■ Direction: All lines featuring the string "Papan" are to be listed.

=-=-=-=-=

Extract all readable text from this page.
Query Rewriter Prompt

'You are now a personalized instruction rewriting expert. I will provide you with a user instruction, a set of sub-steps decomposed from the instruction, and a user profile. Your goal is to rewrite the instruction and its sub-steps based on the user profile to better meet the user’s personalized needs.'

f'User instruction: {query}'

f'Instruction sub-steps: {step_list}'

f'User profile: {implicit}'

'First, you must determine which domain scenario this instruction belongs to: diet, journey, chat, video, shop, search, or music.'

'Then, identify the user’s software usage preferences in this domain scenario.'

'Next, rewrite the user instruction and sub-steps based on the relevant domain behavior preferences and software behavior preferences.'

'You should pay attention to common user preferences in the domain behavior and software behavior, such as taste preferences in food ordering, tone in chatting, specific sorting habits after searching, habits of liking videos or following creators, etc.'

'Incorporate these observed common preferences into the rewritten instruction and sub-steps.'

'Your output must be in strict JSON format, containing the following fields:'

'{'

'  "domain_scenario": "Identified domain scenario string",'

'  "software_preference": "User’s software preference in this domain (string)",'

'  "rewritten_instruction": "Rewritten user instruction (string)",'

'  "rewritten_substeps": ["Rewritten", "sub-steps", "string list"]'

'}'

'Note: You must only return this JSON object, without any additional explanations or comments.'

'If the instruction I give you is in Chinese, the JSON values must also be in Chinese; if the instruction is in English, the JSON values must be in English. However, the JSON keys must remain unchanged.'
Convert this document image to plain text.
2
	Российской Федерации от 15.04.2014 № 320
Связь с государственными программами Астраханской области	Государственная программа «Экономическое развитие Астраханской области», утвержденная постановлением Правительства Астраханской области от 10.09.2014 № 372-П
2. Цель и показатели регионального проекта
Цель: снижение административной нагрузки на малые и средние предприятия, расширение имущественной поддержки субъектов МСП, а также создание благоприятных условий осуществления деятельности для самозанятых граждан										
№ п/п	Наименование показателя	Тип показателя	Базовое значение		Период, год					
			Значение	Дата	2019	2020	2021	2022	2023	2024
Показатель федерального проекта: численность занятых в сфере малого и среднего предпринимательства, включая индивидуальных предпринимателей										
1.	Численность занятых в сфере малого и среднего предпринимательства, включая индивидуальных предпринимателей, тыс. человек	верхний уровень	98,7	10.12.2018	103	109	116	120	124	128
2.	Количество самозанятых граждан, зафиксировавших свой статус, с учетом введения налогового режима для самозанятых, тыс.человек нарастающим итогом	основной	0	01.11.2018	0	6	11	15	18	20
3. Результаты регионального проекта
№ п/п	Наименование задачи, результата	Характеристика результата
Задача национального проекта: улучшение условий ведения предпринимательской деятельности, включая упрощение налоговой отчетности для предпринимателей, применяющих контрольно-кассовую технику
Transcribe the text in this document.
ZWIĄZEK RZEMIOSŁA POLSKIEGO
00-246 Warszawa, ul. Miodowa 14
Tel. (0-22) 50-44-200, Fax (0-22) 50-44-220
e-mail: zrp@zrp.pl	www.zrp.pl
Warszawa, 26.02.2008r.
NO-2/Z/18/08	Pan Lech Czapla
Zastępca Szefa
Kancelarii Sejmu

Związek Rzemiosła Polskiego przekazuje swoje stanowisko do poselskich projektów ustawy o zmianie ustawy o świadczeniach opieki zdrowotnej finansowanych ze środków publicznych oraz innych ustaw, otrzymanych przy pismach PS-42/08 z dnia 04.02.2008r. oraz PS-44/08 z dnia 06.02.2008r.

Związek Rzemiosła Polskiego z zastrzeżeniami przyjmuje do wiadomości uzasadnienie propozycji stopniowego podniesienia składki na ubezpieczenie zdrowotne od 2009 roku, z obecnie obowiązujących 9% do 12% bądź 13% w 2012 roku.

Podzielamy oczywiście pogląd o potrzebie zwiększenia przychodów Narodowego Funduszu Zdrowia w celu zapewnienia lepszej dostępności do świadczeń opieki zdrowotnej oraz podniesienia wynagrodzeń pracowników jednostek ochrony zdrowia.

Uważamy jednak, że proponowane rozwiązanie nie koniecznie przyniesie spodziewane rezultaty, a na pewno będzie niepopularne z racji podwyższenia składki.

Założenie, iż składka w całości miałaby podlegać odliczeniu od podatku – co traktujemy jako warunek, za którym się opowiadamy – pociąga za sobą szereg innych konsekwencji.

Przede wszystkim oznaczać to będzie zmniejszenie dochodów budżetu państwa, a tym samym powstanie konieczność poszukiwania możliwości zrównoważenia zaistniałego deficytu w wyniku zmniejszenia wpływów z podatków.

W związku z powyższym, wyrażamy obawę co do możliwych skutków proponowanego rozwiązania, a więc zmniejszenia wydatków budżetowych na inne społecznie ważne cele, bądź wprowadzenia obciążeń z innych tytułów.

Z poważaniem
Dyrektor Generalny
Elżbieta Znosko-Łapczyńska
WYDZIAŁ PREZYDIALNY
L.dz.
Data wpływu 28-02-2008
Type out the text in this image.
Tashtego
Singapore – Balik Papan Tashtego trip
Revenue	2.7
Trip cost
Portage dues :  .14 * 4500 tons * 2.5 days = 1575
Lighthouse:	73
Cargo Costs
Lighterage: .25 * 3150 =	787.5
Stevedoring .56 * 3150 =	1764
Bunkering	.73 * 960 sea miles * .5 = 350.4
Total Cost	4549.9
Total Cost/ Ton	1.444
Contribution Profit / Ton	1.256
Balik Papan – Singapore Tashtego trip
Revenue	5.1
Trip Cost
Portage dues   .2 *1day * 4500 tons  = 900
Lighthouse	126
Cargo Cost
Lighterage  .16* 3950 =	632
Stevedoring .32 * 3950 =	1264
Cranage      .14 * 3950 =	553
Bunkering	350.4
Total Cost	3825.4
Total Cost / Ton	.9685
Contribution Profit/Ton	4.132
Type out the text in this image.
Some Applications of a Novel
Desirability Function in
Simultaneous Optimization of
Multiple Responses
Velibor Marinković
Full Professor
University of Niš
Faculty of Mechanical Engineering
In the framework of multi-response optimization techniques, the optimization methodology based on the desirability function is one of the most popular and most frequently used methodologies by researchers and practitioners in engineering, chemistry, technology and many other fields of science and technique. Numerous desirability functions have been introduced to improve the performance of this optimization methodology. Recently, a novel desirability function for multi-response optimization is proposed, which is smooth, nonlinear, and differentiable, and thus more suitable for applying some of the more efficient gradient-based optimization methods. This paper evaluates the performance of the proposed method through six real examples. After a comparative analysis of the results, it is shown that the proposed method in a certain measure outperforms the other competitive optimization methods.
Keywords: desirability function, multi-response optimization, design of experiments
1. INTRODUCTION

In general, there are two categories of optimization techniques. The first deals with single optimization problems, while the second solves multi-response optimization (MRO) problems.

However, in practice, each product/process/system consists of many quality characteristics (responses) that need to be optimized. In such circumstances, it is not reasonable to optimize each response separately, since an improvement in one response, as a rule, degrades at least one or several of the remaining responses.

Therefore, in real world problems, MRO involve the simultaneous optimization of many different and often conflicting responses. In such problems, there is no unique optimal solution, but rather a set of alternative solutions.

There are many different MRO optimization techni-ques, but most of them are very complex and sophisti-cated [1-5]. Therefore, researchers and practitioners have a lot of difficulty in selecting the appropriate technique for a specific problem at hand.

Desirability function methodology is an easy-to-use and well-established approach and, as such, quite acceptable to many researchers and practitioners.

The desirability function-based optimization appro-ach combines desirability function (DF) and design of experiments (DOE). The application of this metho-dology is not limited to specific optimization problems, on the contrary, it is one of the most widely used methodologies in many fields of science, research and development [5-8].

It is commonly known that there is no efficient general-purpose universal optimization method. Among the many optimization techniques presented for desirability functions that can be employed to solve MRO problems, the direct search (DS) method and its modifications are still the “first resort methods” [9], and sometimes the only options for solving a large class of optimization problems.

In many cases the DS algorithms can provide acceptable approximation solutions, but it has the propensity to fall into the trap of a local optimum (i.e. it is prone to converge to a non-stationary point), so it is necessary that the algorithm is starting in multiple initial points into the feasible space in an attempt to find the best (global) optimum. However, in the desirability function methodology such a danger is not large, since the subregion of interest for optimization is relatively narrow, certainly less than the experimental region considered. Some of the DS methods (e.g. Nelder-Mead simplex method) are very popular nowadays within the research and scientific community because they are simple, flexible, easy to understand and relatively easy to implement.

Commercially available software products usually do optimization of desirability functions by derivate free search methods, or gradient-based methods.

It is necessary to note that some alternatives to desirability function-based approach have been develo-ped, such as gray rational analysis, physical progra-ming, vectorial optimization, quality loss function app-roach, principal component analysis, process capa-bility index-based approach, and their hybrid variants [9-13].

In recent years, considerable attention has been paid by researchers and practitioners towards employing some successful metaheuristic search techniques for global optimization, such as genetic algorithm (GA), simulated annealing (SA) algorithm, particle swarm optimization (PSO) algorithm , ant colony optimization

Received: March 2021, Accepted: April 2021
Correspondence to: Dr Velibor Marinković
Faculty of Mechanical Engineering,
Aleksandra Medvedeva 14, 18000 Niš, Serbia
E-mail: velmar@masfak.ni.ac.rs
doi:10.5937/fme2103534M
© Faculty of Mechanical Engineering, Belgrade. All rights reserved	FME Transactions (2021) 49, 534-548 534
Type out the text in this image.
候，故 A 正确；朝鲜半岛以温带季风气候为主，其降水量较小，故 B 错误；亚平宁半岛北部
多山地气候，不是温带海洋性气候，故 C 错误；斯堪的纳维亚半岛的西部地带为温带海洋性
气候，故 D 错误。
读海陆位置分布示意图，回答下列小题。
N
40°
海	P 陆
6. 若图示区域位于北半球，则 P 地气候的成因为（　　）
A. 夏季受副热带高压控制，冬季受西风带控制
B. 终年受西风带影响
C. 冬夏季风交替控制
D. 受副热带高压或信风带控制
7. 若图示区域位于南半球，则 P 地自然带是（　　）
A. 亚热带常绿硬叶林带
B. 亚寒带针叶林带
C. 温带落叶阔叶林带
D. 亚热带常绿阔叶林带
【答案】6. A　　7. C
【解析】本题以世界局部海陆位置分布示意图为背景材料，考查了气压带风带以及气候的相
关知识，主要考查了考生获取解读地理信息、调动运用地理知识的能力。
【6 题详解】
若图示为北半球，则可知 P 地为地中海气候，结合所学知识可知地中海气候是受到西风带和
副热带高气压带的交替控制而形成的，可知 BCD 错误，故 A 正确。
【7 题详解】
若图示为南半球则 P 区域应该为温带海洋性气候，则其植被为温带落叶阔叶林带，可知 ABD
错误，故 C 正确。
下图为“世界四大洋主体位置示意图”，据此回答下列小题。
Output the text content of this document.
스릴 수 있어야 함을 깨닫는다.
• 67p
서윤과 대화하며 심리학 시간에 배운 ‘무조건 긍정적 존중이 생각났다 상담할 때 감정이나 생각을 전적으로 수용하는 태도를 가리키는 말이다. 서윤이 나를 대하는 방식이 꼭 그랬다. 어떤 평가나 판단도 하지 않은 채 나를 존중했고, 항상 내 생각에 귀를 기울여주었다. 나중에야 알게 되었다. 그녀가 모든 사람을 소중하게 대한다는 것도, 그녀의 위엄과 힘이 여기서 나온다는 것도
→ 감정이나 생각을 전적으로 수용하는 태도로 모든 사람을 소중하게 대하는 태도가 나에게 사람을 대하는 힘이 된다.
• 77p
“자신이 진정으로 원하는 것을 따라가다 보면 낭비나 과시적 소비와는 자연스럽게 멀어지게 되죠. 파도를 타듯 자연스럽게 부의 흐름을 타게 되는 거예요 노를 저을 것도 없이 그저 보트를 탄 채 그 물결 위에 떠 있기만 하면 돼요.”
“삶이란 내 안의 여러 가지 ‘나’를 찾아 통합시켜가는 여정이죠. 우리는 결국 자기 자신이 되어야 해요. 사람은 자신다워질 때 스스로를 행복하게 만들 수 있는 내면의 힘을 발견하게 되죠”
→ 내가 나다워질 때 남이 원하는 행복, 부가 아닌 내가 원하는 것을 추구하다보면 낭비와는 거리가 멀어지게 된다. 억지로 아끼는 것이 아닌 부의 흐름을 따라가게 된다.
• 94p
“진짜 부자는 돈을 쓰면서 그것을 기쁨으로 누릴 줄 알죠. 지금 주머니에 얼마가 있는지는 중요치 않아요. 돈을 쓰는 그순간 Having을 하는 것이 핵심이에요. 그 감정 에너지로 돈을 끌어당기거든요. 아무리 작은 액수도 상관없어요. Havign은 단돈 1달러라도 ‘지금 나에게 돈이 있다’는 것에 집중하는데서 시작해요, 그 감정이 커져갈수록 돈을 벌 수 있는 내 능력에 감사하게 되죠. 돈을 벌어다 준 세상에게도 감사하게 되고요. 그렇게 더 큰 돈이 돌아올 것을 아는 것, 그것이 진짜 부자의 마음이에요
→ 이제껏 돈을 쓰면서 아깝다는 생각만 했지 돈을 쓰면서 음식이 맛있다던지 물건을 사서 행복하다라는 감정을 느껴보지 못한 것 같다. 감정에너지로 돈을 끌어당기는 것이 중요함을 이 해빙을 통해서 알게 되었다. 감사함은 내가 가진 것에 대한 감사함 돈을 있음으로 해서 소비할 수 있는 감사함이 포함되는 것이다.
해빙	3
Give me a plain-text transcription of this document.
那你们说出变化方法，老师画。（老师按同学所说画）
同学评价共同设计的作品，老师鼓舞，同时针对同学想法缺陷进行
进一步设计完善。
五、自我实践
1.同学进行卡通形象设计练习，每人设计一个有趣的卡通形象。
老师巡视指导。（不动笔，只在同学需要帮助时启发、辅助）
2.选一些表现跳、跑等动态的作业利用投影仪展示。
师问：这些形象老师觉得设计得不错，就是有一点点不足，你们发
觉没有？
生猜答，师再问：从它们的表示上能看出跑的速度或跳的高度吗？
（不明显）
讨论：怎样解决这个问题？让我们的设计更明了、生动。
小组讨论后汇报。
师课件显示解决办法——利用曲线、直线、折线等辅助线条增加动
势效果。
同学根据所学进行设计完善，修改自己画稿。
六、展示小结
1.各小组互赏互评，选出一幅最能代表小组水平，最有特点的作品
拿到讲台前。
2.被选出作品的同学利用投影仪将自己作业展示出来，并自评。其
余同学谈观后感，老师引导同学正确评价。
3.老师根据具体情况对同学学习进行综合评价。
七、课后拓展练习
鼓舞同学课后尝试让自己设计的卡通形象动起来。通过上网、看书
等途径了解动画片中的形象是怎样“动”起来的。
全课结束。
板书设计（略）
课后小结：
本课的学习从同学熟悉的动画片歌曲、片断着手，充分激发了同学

=-=-=-=-=

■ Written answer:
Singapore – Balik Papan Tashtego trip
Balik Papan – Singapore Tashtego trip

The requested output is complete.